From the entries below, extract every line that includes the word "Except".

Data supplied:
━━━━━━━━━━━━━━━━━━━━

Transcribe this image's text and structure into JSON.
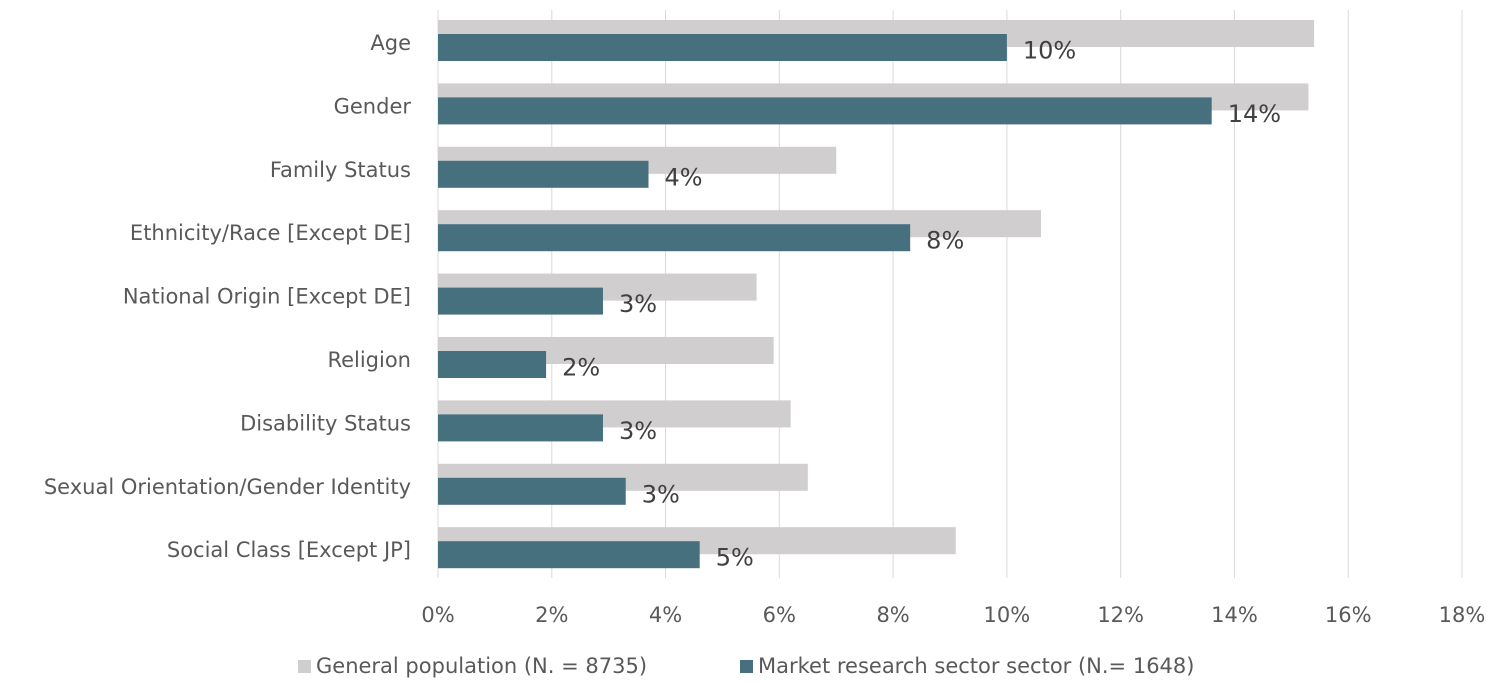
{
  "chart_data": {
    "type": "hbar",
    "categories": [
      "Age",
      "Gender",
      "Family Status",
      "Ethnicity/Race [Except DE]",
      "National Origin [Except DE]",
      "Religion",
      "Disability Status",
      "Sexual Orientation/Gender Identity",
      "Social Class [Except JP]"
    ],
    "series": [
      {
        "name": "General population (N. = 8735)",
        "color": "#d0cece",
        "values": [
          15.4,
          15.3,
          7.0,
          10.6,
          5.6,
          5.9,
          6.2,
          6.5,
          9.1
        ]
      },
      {
        "name": "Market research sector sector (N.= 1648)",
        "color": "#46707e",
        "values": [
          10.0,
          13.6,
          3.7,
          8.3,
          2.9,
          1.9,
          2.9,
          3.3,
          4.6
        ],
        "value_labels": [
          "10%",
          "14%",
          "4%",
          "8%",
          "3%",
          "2%",
          "3%",
          "3%",
          "5%"
        ]
      }
    ],
    "xlim": [
      0,
      18
    ],
    "xticks": [
      {
        "value": 0,
        "label": "0%"
      },
      {
        "value": 2,
        "label": "2%"
      },
      {
        "value": 4,
        "label": "4%"
      },
      {
        "value": 6,
        "label": "6%"
      },
      {
        "value": 8,
        "label": "8%"
      },
      {
        "value": 10,
        "label": "10%"
      },
      {
        "value": 12,
        "label": "12%"
      },
      {
        "value": 14,
        "label": "14%"
      },
      {
        "value": 16,
        "label": "16%"
      },
      {
        "value": 18,
        "label": "18%"
      }
    ],
    "grid": true,
    "legend": "bottom"
  }
}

━━━━━━━━━━━━━━━━━━━━

Final result:
      "Ethnicity/Race [Except DE]",
      "National Origin [Except DE]",
      "Social Class [Except JP]"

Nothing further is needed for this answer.